### Short exercise
Copy each line where the word "view" occurs.

Start Data for this exercise

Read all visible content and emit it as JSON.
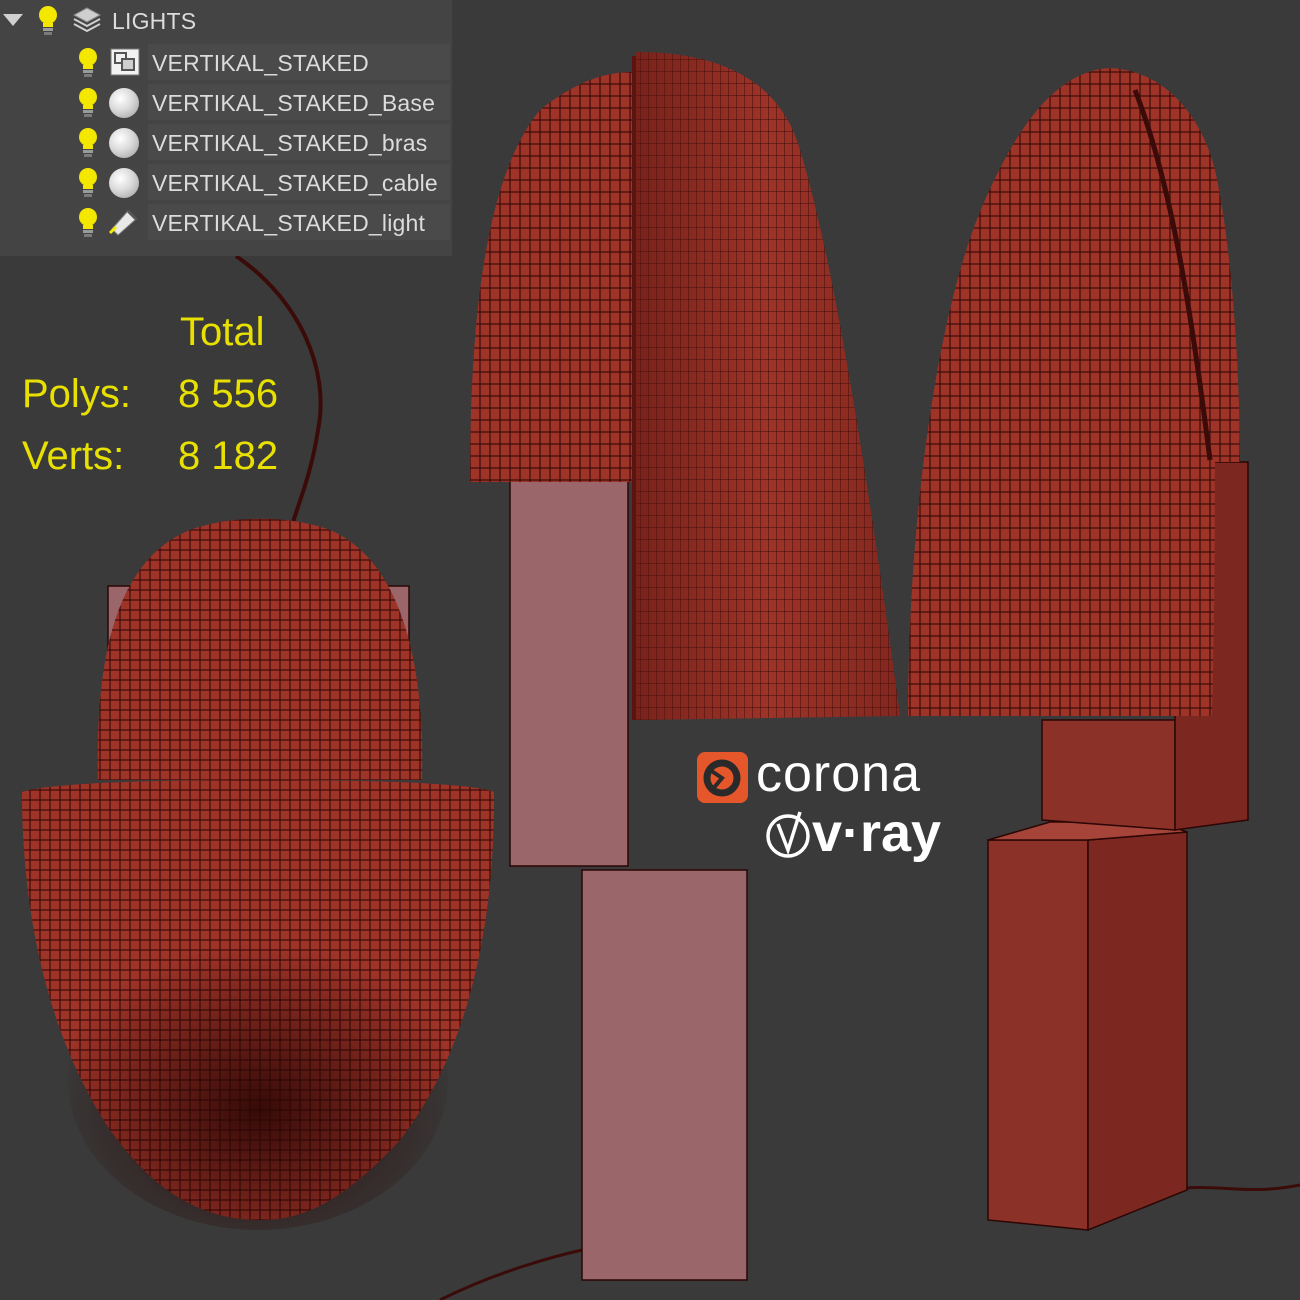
{
  "explorer": {
    "layer": {
      "label": "LIGHTS",
      "icon": "layers-icon"
    },
    "items": [
      {
        "label": "VERTIKAL_STAKED",
        "icon": "group-icon"
      },
      {
        "label": "VERTIKAL_STAKED_Base",
        "icon": "sphere-icon"
      },
      {
        "label": "VERTIKAL_STAKED_bras",
        "icon": "sphere-icon"
      },
      {
        "label": "VERTIKAL_STAKED_cable",
        "icon": "sphere-icon"
      },
      {
        "label": "VERTIKAL_STAKED_light",
        "icon": "spotlight-icon"
      }
    ]
  },
  "stats": {
    "header": "Total",
    "polys_label": "Polys:",
    "polys_value": "8 556",
    "verts_label": "Verts:",
    "verts_value": "8 182"
  },
  "logos": {
    "corona": "corona",
    "vray": "v·ray"
  },
  "colors": {
    "background": "#3a3a3a",
    "mesh": "#9e3328",
    "wire": "#3a0b08",
    "base_front": "#9a666a",
    "base_side": "#8c3128",
    "hud_text": "#e8e000",
    "corona_orange": "#e5572b"
  }
}
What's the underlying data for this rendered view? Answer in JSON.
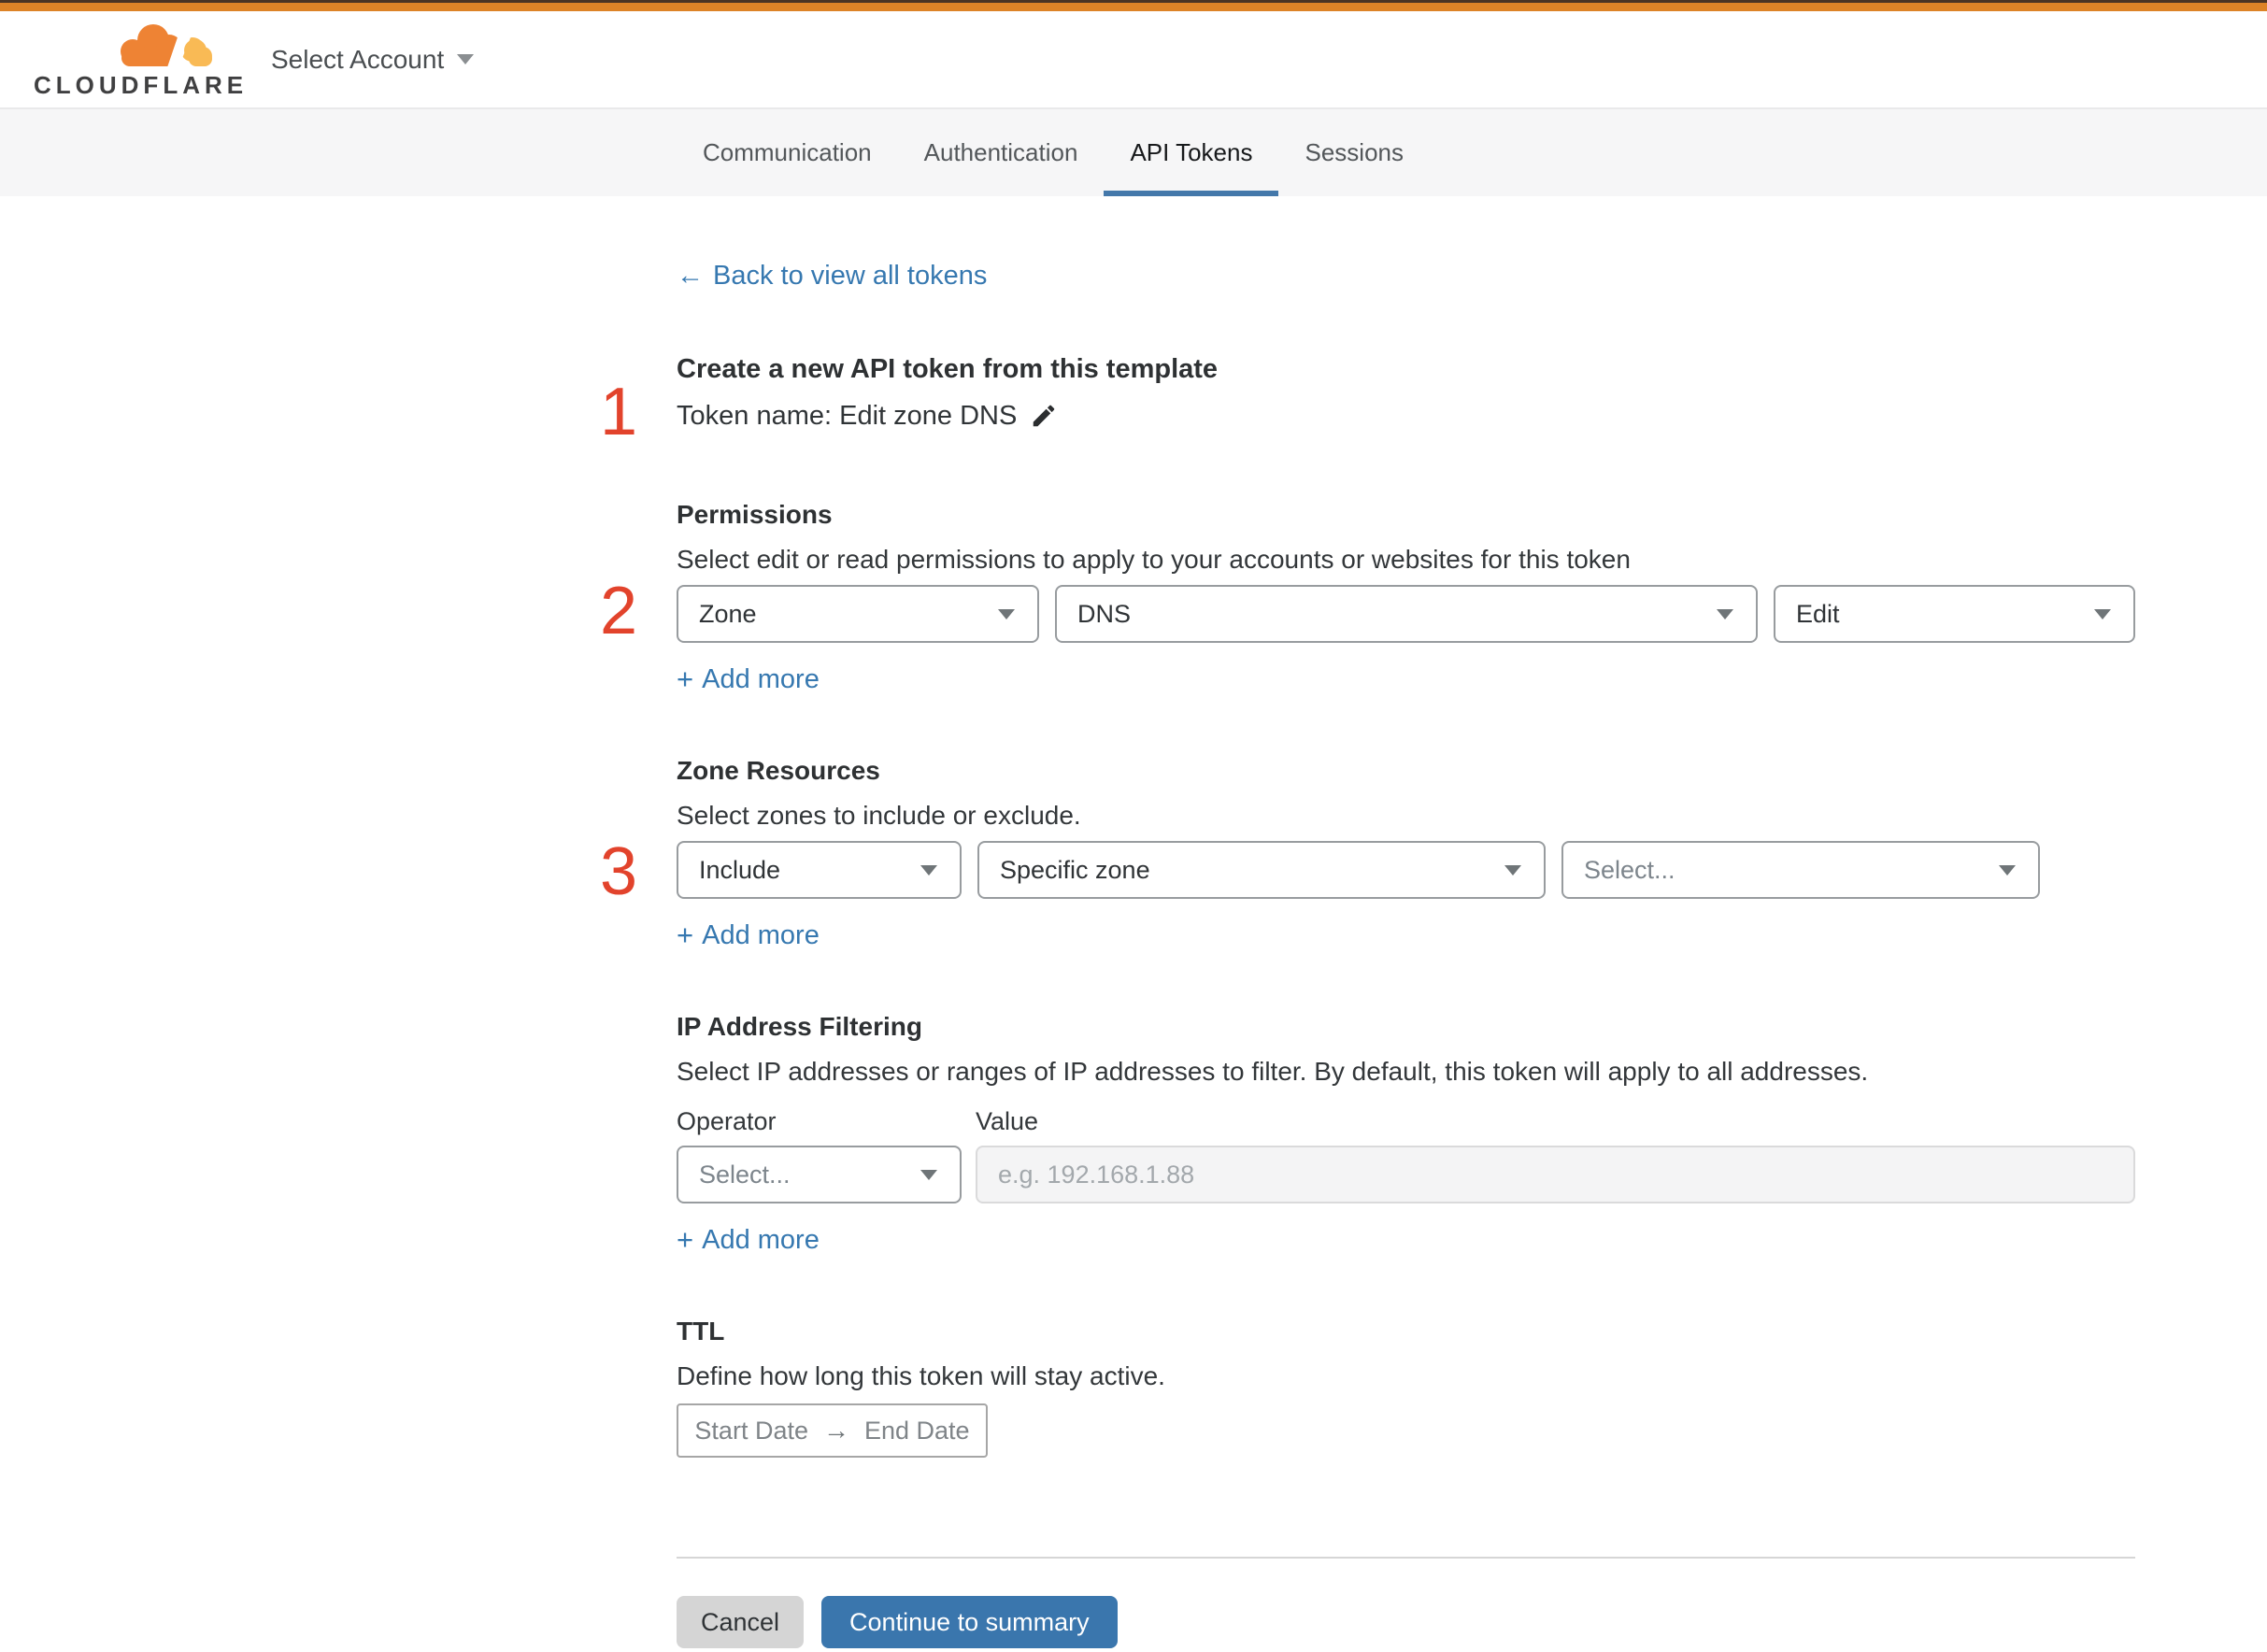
{
  "header": {
    "logo_text": "CLOUDFLARE",
    "account_selector": "Select Account"
  },
  "tabs": [
    {
      "label": "Communication",
      "active": false
    },
    {
      "label": "Authentication",
      "active": false
    },
    {
      "label": "API Tokens",
      "active": true
    },
    {
      "label": "Sessions",
      "active": false
    }
  ],
  "back_link": {
    "arrow": "←",
    "label": "Back to view all tokens"
  },
  "steps": {
    "one": "1",
    "two": "2",
    "three": "3"
  },
  "token": {
    "title": "Create a new API token from this template",
    "name_label": "Token name: Edit zone DNS"
  },
  "misc": {
    "plus": "+"
  },
  "permissions": {
    "heading": "Permissions",
    "description": "Select edit or read permissions to apply to your accounts or websites for this token",
    "selects": {
      "scope": "Zone",
      "resource": "DNS",
      "access": "Edit"
    },
    "add_more": "Add more"
  },
  "zone_resources": {
    "heading": "Zone Resources",
    "description": "Select zones to include or exclude.",
    "selects": {
      "mode": "Include",
      "type": "Specific zone",
      "zone_placeholder": "Select..."
    },
    "add_more": "Add more"
  },
  "ip_filtering": {
    "heading": "IP Address Filtering",
    "description": "Select IP addresses or ranges of IP addresses to filter. By default, this token will apply to all addresses.",
    "operator_label": "Operator",
    "value_label": "Value",
    "operator_placeholder": "Select...",
    "value_placeholder": "e.g. 192.168.1.88",
    "add_more": "Add more"
  },
  "ttl": {
    "heading": "TTL",
    "description": "Define how long this token will stay active.",
    "start": "Start Date",
    "arrow": "→",
    "end": "End Date"
  },
  "footer": {
    "cancel": "Cancel",
    "continue": "Continue to summary"
  },
  "colors": {
    "top_bar_orange": "#dd8327",
    "brand_orange": "#ee8334",
    "brand_orange_light": "#f9ba55",
    "link_blue": "#3678b0",
    "button_blue": "#3a76ad",
    "step_red": "#e2432c",
    "tab_underline": "#4478aa"
  }
}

End Data for this exercise

### Task solution
What's the underlying data for this rendered view? Answer in JSON.
    "label": "Back to view all tokens"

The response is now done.